* TASK PROMPT *
Reproduce the listing below exactly, minus its pictures.

* DATA FOR THIS TASK *
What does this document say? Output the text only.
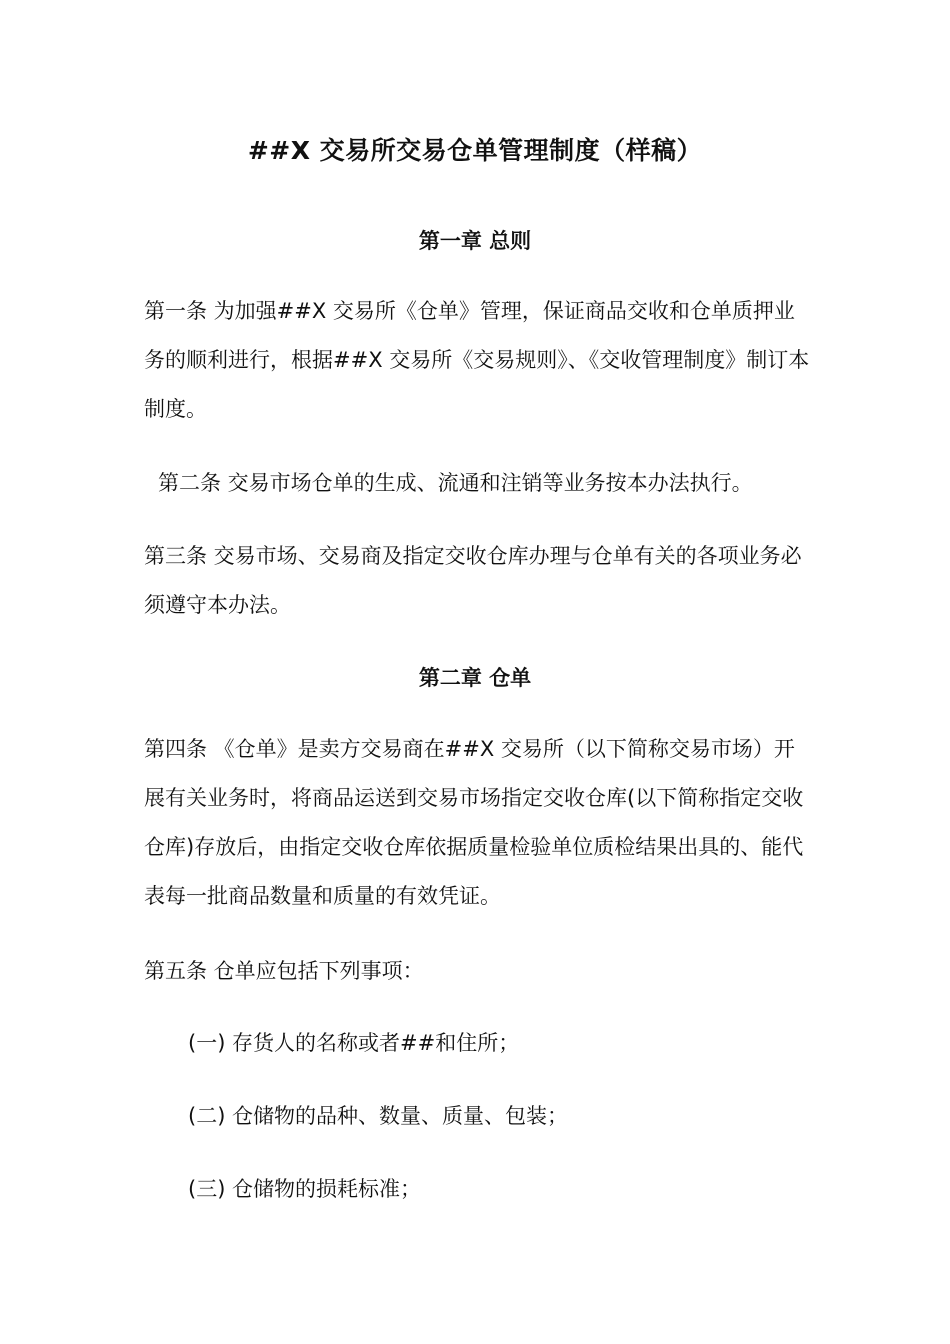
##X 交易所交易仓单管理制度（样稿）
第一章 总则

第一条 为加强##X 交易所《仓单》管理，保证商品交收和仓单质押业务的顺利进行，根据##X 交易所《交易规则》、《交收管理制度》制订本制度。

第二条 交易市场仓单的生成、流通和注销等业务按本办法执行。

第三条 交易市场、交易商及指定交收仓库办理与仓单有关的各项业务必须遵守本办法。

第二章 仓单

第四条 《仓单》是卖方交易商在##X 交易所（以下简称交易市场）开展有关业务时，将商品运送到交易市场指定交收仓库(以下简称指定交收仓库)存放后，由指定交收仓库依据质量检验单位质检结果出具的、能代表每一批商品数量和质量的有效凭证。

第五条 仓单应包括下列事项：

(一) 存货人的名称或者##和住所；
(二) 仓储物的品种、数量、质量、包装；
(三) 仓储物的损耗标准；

* SOLUTION TO THIS PROBLEM *
What does this document say? Output the text only.
##X 交易所交易仓单管理制度（样稿）
第一章 总则

第一条 为加强##X 交易所《仓单》管理，保证商品交收和仓单质押业务的顺利进行，根据##X 交易所《交易规则》、《交收管理制度》制订本制度。

第二条 交易市场仓单的生成、流通和注销等业务按本办法执行。

第三条 交易市场、交易商及指定交收仓库办理与仓单有关的各项业务必须遵守本办法。

第二章 仓单

第四条 《仓单》是卖方交易商在##X 交易所（以下简称交易市场）开展有关业务时，将商品运送到交易市场指定交收仓库(以下简称指定交收仓库)存放后，由指定交收仓库依据质量检验单位质检结果出具的、能代表每一批商品数量和质量的有效凭证。

第五条 仓单应包括下列事项：

(一) 存货人的名称或者##和住所；
(二) 仓储物的品种、数量、质量、包装；
(三) 仓储物的损耗标准；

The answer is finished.